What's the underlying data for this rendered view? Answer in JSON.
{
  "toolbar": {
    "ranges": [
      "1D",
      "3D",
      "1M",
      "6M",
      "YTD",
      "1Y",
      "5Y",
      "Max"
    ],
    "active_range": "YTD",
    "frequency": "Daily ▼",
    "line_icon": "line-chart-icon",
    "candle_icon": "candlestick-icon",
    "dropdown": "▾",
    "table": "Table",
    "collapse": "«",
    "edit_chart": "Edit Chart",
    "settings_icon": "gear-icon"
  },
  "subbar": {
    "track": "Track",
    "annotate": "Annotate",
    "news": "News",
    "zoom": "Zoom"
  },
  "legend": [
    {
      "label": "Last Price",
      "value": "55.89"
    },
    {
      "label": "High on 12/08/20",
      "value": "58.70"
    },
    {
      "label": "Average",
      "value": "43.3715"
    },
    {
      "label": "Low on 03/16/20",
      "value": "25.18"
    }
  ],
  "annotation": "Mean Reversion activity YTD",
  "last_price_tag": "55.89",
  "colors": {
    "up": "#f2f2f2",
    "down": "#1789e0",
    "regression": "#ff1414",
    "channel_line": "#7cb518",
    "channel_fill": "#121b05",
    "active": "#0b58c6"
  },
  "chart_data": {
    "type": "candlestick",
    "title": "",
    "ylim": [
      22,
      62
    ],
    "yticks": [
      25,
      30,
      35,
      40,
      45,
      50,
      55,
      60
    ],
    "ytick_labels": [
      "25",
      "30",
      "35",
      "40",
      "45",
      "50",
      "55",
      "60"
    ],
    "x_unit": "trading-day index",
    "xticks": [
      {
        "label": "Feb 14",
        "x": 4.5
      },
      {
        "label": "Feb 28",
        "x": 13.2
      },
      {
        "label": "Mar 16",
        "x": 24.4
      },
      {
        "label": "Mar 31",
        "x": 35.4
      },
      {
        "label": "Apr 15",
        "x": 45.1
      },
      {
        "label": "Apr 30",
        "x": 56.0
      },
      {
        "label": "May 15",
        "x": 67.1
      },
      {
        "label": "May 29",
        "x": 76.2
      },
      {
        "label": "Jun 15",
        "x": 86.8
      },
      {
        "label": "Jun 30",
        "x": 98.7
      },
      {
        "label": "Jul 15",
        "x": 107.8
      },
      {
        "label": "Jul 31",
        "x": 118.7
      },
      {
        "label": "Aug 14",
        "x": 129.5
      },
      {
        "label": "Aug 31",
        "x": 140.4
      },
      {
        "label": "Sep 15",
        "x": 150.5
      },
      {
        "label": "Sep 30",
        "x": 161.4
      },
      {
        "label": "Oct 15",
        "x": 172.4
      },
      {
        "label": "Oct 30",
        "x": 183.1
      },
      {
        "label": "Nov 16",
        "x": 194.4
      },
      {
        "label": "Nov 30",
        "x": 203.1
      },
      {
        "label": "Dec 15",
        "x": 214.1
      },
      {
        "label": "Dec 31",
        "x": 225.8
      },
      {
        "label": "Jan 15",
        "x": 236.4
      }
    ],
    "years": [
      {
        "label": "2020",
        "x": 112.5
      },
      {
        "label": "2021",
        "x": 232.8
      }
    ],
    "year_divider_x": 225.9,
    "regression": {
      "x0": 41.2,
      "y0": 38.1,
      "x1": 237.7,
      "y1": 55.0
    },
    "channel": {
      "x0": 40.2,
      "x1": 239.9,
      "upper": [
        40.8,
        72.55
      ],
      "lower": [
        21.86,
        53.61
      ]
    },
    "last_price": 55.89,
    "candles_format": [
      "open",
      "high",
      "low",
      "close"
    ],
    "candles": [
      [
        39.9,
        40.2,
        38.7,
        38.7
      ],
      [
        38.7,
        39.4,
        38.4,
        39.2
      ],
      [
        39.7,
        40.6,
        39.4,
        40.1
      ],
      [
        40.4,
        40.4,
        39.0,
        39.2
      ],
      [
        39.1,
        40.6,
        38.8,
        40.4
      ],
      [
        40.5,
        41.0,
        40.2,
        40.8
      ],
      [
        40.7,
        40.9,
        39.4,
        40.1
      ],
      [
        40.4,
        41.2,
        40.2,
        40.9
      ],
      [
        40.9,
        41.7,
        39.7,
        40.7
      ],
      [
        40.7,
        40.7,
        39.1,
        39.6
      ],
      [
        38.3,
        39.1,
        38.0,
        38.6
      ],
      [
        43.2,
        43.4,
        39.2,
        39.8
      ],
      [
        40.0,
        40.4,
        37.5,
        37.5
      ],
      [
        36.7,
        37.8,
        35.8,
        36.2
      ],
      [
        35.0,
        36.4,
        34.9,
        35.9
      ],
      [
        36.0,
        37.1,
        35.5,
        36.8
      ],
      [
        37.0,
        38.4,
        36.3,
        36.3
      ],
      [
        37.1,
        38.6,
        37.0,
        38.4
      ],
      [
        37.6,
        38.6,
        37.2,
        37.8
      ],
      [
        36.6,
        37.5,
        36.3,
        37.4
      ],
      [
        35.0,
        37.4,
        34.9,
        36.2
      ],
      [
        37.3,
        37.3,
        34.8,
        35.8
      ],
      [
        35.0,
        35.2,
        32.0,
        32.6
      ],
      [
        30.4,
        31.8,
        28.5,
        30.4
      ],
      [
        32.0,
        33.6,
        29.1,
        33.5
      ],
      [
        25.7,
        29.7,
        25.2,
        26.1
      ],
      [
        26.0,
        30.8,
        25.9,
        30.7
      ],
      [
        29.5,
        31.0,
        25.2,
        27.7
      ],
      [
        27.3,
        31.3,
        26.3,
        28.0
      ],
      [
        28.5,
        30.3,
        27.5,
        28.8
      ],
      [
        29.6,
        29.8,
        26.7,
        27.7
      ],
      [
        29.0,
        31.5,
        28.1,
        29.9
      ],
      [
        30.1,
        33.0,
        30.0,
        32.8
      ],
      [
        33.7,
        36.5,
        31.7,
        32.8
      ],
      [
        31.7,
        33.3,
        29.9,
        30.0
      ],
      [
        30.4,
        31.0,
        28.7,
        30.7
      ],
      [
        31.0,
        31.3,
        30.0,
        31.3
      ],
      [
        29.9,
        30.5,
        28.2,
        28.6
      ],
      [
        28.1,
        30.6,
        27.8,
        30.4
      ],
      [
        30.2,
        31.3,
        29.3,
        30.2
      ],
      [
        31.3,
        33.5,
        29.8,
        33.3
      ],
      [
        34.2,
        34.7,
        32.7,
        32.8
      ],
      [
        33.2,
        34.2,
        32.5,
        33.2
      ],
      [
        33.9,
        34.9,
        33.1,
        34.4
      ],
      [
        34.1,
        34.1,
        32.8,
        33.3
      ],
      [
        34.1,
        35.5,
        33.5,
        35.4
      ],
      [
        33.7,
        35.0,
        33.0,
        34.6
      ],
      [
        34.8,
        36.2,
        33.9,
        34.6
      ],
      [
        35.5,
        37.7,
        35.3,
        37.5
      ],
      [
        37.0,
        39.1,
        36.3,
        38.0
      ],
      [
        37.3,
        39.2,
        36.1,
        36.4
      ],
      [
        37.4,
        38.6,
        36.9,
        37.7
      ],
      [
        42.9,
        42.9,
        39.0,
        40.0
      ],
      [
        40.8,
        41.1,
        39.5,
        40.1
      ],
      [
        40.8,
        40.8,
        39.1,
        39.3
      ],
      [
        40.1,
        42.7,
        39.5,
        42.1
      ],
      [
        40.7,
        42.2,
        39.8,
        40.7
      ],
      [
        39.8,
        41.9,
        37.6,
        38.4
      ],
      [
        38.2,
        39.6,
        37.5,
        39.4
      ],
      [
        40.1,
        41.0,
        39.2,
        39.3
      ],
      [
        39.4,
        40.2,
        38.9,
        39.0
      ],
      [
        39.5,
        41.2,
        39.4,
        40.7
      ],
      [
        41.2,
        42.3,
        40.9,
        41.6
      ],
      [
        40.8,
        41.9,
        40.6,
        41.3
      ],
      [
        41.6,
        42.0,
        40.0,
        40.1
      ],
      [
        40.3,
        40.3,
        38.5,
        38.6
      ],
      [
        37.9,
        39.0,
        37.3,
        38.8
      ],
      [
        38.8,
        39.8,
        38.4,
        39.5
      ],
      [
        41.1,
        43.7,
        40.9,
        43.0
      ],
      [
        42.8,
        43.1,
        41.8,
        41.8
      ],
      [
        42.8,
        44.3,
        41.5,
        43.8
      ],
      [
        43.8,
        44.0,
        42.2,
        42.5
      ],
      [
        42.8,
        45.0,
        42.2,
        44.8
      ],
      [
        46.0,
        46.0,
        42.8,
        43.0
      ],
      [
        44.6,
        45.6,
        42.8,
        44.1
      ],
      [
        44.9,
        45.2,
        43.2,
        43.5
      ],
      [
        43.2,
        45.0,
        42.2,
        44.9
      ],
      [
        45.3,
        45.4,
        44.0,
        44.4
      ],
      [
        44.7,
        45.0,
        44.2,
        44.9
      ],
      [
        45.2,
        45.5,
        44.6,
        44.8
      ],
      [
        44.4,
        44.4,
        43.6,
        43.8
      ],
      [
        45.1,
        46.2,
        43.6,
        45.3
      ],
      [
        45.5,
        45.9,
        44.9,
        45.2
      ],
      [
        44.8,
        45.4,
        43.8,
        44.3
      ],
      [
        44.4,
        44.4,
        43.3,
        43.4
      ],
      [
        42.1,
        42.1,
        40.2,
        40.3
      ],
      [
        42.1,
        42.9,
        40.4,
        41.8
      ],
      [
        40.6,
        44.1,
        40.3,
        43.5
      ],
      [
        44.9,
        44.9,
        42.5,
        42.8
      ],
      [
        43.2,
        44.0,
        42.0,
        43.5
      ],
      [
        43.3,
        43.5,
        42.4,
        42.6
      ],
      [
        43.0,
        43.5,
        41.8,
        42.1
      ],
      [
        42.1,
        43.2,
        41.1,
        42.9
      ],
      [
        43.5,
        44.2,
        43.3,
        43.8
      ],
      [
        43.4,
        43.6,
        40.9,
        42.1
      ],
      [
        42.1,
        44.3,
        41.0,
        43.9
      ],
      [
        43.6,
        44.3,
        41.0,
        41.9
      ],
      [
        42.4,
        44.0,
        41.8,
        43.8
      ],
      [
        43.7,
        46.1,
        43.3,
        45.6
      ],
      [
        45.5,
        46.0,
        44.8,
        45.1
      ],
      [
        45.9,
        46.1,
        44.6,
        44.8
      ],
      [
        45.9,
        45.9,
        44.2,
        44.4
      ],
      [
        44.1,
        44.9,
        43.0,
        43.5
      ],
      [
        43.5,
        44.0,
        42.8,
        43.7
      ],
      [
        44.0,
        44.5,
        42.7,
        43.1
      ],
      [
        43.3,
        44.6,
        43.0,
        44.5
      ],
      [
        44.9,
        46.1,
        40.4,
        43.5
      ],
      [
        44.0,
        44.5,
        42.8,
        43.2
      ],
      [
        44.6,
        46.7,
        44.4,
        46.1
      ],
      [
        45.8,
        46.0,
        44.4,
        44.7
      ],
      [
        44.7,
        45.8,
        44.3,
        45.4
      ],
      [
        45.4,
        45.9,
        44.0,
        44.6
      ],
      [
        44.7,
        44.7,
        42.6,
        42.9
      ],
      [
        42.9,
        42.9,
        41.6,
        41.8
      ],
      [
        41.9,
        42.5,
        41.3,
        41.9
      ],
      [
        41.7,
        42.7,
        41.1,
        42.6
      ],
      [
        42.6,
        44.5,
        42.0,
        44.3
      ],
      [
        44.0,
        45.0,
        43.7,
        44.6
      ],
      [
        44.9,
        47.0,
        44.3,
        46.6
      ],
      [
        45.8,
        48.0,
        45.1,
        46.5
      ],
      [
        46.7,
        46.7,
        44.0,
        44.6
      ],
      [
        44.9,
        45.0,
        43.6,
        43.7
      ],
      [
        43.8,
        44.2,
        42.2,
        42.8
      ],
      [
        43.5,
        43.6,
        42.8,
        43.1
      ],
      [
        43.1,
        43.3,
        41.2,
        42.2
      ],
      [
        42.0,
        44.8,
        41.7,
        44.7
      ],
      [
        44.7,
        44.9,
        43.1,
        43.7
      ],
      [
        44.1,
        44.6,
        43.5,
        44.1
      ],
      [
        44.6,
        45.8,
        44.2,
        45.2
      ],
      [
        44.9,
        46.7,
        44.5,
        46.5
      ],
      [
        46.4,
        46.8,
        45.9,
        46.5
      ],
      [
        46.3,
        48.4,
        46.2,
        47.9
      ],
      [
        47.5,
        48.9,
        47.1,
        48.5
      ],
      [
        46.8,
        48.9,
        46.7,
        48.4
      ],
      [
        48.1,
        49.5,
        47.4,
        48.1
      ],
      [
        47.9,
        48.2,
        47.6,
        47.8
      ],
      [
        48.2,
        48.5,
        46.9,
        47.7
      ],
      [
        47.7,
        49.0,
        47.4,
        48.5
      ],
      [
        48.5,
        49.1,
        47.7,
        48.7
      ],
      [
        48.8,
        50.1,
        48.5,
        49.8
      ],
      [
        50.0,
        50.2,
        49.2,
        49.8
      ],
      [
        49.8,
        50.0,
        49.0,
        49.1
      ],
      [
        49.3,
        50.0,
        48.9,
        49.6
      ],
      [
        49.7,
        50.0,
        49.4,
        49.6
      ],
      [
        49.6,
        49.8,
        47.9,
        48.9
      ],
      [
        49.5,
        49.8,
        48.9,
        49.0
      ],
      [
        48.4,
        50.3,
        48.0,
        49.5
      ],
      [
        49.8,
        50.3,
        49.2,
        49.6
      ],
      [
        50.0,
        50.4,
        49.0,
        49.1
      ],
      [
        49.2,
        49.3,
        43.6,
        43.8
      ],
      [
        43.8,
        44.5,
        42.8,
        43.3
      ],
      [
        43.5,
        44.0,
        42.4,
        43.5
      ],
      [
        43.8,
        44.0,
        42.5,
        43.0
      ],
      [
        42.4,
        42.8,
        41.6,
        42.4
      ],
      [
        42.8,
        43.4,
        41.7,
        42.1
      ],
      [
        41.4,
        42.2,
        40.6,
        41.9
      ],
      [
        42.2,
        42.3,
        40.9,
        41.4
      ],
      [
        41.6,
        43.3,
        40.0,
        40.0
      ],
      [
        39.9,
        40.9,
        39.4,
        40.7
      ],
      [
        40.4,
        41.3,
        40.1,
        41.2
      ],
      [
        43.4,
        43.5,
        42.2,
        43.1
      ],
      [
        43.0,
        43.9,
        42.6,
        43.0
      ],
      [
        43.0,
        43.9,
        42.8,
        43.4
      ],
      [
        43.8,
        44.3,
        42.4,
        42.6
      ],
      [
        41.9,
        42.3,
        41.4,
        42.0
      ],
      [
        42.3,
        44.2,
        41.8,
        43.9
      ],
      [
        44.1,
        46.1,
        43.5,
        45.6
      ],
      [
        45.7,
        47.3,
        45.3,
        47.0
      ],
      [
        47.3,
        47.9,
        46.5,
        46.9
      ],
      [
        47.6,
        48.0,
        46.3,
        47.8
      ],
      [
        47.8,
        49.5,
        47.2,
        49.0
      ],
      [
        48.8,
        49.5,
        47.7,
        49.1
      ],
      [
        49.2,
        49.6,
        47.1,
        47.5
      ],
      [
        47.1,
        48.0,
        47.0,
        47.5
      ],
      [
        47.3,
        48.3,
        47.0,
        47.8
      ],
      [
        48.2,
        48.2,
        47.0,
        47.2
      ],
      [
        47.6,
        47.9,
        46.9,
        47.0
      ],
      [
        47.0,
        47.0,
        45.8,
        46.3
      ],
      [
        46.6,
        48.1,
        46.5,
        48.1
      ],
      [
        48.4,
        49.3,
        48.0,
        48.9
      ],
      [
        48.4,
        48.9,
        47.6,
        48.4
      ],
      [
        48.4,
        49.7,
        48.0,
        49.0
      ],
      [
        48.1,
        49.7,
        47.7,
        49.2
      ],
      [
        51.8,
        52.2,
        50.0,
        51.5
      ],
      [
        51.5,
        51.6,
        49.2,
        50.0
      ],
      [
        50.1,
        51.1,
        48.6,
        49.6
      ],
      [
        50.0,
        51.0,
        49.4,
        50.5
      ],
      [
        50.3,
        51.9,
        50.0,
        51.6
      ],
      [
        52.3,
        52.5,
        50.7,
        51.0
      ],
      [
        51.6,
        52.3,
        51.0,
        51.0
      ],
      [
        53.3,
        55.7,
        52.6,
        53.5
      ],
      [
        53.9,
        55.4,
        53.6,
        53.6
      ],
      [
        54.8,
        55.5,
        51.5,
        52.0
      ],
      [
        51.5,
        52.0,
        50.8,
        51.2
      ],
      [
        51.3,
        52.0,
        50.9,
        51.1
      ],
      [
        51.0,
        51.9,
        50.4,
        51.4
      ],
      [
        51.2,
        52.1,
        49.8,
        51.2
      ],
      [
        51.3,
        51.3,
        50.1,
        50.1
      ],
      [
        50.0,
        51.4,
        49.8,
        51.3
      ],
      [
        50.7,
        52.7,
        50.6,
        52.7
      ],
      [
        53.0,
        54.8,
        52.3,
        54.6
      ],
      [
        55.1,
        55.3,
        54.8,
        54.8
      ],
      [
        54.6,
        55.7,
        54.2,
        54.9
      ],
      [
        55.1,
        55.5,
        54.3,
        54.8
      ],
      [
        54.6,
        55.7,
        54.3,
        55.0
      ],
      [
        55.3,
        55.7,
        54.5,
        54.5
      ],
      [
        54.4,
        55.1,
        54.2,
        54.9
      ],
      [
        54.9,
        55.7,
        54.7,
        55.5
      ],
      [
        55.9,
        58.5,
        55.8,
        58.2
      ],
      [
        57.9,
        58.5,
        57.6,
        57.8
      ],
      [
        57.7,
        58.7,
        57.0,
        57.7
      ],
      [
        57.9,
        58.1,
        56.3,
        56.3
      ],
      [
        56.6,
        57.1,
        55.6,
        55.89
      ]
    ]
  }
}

******

- _PROBLEM REQUIREMENTS_
Among the lines above, determine how many hold the word "candlestick"; report the figure alone.

- _RESULT OF THE EXERCISE_
2